── Raw records ──

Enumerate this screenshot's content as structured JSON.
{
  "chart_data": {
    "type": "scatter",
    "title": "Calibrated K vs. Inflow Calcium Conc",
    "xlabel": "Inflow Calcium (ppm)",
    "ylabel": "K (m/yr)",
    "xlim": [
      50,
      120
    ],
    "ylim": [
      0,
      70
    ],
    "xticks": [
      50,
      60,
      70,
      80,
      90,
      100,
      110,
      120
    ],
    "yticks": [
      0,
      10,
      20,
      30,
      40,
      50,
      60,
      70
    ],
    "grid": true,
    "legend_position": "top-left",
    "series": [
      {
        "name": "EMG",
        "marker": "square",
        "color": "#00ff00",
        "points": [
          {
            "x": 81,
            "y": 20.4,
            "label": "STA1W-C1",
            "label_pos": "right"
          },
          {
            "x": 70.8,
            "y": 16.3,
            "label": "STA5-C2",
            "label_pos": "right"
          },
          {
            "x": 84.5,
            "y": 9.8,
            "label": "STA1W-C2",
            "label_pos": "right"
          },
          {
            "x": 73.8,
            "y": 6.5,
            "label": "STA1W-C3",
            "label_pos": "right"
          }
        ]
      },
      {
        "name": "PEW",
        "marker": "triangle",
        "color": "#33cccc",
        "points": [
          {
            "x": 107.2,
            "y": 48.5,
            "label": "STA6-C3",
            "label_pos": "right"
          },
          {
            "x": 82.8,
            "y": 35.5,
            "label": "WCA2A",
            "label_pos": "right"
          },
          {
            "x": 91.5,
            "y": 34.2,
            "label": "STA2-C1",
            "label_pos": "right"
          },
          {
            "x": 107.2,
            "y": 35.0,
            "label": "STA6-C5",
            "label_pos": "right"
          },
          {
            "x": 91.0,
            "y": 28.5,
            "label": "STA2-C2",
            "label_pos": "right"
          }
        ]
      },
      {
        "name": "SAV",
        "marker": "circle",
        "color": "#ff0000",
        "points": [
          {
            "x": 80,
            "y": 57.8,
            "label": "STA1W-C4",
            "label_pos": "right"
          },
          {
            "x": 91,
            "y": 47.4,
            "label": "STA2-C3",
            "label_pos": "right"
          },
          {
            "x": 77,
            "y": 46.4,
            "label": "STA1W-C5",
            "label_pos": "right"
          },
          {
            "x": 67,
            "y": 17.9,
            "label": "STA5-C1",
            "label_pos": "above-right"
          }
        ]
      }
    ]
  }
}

───

## Aim
State how many lines of the entries above include the word "Calcium", offering no text other than the number.

## Finished answer
2